→ WHAT THE EXERCISE ASKS:
Please write out the material below exactly as given.

[BEGIN MATERIAL PROVIDED]

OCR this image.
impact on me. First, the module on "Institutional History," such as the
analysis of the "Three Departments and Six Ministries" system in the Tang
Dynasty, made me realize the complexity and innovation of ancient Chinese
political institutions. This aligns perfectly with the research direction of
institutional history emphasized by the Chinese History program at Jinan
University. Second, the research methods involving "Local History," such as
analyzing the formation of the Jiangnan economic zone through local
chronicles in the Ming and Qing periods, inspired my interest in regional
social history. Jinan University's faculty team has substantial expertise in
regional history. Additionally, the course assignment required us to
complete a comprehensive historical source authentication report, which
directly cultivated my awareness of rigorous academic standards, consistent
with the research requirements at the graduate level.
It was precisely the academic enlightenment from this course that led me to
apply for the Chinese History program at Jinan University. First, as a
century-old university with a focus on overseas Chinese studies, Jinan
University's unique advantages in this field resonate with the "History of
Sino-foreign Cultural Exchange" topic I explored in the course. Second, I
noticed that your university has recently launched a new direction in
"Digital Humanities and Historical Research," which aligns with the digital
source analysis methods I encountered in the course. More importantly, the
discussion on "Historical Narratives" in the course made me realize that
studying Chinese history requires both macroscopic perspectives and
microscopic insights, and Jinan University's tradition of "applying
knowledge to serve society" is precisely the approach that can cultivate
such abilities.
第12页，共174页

[END MATERIAL PROVIDED]

→ COMPLETE OUTPUT:
OCR this image.
impact on me. First, the module on "Institutional History," such as the
analysis of the "Three Departments and Six Ministries" system in the Tang
Dynasty, made me realize the complexity and innovation of ancient Chinese
political institutions. This aligns perfectly with the research direction of
institutional history emphasized by the Chinese History program at Jinan
University. Second, the research methods involving "Local History," such as
analyzing the formation of the Jiangnan economic zone through local
chronicles in the Ming and Qing periods, inspired my interest in regional
social history. Jinan University's faculty team has substantial expertise in
regional history. Additionally, the course assignment required us to
complete a comprehensive historical source authentication report, which
directly cultivated my awareness of rigorous academic standards, consistent
with the research requirements at the graduate level.
It was precisely the academic enlightenment from this course that led me to
apply for the Chinese History program at Jinan University. First, as a
century-old university with a focus on overseas Chinese studies, Jinan
University's unique advantages in this field resonate with the "History of
Sino-foreign Cultural Exchange" topic I explored in the course. Second, I
noticed that your university has recently launched a new direction in
"Digital Humanities and Historical Research," which aligns with the digital
source analysis methods I encountered in the course. More importantly, the
discussion on "Historical Narratives" in the course made me realize that
studying Chinese history requires both macroscopic perspectives and
microscopic insights, and Jinan University's tradition of "applying
knowledge to serve society" is precisely the approach that can cultivate
such abilities.
第12页，共174页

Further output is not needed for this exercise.